• **Entries provided**
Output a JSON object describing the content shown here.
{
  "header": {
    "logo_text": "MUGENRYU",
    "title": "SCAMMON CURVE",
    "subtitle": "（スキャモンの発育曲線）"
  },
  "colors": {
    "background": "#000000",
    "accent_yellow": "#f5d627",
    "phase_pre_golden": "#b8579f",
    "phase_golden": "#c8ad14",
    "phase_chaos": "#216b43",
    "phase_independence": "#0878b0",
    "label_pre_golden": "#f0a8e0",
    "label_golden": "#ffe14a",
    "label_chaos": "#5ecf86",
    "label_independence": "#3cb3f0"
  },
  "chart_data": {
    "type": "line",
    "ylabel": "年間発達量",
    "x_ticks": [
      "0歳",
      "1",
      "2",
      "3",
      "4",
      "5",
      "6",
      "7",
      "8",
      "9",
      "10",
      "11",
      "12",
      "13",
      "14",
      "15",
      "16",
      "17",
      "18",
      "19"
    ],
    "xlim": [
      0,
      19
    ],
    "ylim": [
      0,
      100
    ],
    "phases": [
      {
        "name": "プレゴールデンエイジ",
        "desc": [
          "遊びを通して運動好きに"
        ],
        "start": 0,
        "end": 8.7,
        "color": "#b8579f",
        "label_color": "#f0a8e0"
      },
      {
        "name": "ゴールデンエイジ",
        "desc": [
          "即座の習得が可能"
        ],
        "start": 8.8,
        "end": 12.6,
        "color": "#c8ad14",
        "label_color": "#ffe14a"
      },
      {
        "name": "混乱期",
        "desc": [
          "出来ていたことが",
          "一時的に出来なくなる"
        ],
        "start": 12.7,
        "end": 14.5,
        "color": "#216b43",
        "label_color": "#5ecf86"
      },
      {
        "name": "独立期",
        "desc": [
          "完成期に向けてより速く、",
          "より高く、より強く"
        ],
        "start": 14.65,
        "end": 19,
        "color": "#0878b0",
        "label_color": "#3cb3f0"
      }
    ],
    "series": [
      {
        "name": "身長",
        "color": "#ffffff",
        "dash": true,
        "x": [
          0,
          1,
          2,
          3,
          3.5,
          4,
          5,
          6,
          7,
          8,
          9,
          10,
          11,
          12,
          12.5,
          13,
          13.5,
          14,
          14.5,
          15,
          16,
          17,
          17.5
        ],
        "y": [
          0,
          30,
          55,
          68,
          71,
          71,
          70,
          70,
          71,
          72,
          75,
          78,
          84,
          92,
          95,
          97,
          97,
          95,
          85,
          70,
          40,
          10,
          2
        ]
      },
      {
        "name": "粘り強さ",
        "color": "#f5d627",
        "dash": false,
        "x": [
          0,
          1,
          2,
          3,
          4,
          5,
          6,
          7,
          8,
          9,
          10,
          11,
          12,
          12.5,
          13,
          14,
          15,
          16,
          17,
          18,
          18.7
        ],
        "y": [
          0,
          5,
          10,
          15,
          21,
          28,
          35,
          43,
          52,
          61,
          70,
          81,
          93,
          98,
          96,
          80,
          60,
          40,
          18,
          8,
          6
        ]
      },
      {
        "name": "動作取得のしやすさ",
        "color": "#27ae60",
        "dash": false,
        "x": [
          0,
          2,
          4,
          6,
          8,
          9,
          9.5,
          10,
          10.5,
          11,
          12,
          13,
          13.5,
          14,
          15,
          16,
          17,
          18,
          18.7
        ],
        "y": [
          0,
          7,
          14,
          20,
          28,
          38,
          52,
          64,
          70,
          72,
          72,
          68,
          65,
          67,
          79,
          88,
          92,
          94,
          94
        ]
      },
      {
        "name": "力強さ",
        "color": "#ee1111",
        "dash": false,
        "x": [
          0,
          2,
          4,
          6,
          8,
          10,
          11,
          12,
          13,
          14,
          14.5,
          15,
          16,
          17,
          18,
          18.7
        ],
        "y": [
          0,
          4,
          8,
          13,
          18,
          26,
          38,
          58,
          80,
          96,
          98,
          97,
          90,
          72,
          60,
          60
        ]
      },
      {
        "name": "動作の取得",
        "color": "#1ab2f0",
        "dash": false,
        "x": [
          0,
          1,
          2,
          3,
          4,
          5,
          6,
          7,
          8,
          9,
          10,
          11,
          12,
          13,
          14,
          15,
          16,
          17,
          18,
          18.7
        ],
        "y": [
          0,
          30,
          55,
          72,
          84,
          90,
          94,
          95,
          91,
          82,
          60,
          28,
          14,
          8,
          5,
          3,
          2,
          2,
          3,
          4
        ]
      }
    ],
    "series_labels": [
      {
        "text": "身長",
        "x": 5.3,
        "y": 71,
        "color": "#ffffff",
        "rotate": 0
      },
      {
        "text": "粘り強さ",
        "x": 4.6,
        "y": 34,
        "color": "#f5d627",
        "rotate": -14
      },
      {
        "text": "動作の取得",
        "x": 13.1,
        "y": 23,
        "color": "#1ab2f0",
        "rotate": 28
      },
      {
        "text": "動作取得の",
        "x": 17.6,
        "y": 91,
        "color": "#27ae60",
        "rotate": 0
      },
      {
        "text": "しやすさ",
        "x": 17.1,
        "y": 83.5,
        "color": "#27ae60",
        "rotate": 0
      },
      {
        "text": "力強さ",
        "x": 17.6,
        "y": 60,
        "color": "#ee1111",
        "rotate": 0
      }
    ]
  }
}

• **Request**
Print the whole listing again, exactly.

• **Response for this exercise**
Output a JSON object describing the content shown here.
{
  "header": {
    "logo_text": "MUGENRYU",
    "title": "SCAMMON CURVE",
    "subtitle": "（スキャモンの発育曲線）"
  },
  "colors": {
    "background": "#000000",
    "accent_yellow": "#f5d627",
    "phase_pre_golden": "#b8579f",
    "phase_golden": "#c8ad14",
    "phase_chaos": "#216b43",
    "phase_independence": "#0878b0",
    "label_pre_golden": "#f0a8e0",
    "label_golden": "#ffe14a",
    "label_chaos": "#5ecf86",
    "label_independence": "#3cb3f0"
  },
  "chart_data": {
    "type": "line",
    "ylabel": "年間発達量",
    "x_ticks": [
      "0歳",
      "1",
      "2",
      "3",
      "4",
      "5",
      "6",
      "7",
      "8",
      "9",
      "10",
      "11",
      "12",
      "13",
      "14",
      "15",
      "16",
      "17",
      "18",
      "19"
    ],
    "xlim": [
      0,
      19
    ],
    "ylim": [
      0,
      100
    ],
    "phases": [
      {
        "name": "プレゴールデンエイジ",
        "desc": [
          "遊びを通して運動好きに"
        ],
        "start": 0,
        "end": 8.7,
        "color": "#b8579f",
        "label_color": "#f0a8e0"
      },
      {
        "name": "ゴールデンエイジ",
        "desc": [
          "即座の習得が可能"
        ],
        "start": 8.8,
        "end": 12.6,
        "color": "#c8ad14",
        "label_color": "#ffe14a"
      },
      {
        "name": "混乱期",
        "desc": [
          "出来ていたことが",
          "一時的に出来なくなる"
        ],
        "start": 12.7,
        "end": 14.5,
        "color": "#216b43",
        "label_color": "#5ecf86"
      },
      {
        "name": "独立期",
        "desc": [
          "完成期に向けてより速く、",
          "より高く、より強く"
        ],
        "start": 14.65,
        "end": 19,
        "color": "#0878b0",
        "label_color": "#3cb3f0"
      }
    ],
    "series": [
      {
        "name": "身長",
        "color": "#ffffff",
        "dash": true,
        "x": [
          0,
          1,
          2,
          3,
          3.5,
          4,
          5,
          6,
          7,
          8,
          9,
          10,
          11,
          12,
          12.5,
          13,
          13.5,
          14,
          14.5,
          15,
          16,
          17,
          17.5
        ],
        "y": [
          0,
          30,
          55,
          68,
          71,
          71,
          70,
          70,
          71,
          72,
          75,
          78,
          84,
          92,
          95,
          97,
          97,
          95,
          85,
          70,
          40,
          10,
          2
        ]
      },
      {
        "name": "粘り強さ",
        "color": "#f5d627",
        "dash": false,
        "x": [
          0,
          1,
          2,
          3,
          4,
          5,
          6,
          7,
          8,
          9,
          10,
          11,
          12,
          12.5,
          13,
          14,
          15,
          16,
          17,
          18,
          18.7
        ],
        "y": [
          0,
          5,
          10,
          15,
          21,
          28,
          35,
          43,
          52,
          61,
          70,
          81,
          93,
          98,
          96,
          80,
          60,
          40,
          18,
          8,
          6
        ]
      },
      {
        "name": "動作取得のしやすさ",
        "color": "#27ae60",
        "dash": false,
        "x": [
          0,
          2,
          4,
          6,
          8,
          9,
          9.5,
          10,
          10.5,
          11,
          12,
          13,
          13.5,
          14,
          15,
          16,
          17,
          18,
          18.7
        ],
        "y": [
          0,
          7,
          14,
          20,
          28,
          38,
          52,
          64,
          70,
          72,
          72,
          68,
          65,
          67,
          79,
          88,
          92,
          94,
          94
        ]
      },
      {
        "name": "力強さ",
        "color": "#ee1111",
        "dash": false,
        "x": [
          0,
          2,
          4,
          6,
          8,
          10,
          11,
          12,
          13,
          14,
          14.5,
          15,
          16,
          17,
          18,
          18.7
        ],
        "y": [
          0,
          4,
          8,
          13,
          18,
          26,
          38,
          58,
          80,
          96,
          98,
          97,
          90,
          72,
          60,
          60
        ]
      },
      {
        "name": "動作の取得",
        "color": "#1ab2f0",
        "dash": false,
        "x": [
          0,
          1,
          2,
          3,
          4,
          5,
          6,
          7,
          8,
          9,
          10,
          11,
          12,
          13,
          14,
          15,
          16,
          17,
          18,
          18.7
        ],
        "y": [
          0,
          30,
          55,
          72,
          84,
          90,
          94,
          95,
          91,
          82,
          60,
          28,
          14,
          8,
          5,
          3,
          2,
          2,
          3,
          4
        ]
      }
    ],
    "series_labels": [
      {
        "text": "身長",
        "x": 5.3,
        "y": 71,
        "color": "#ffffff",
        "rotate": 0
      },
      {
        "text": "粘り強さ",
        "x": 4.6,
        "y": 34,
        "color": "#f5d627",
        "rotate": -14
      },
      {
        "text": "動作の取得",
        "x": 13.1,
        "y": 23,
        "color": "#1ab2f0",
        "rotate": 28
      },
      {
        "text": "動作取得の",
        "x": 17.6,
        "y": 91,
        "color": "#27ae60",
        "rotate": 0
      },
      {
        "text": "しやすさ",
        "x": 17.1,
        "y": 83.5,
        "color": "#27ae60",
        "rotate": 0
      },
      {
        "text": "力強さ",
        "x": 17.6,
        "y": 60,
        "color": "#ee1111",
        "rotate": 0
      }
    ]
  }
}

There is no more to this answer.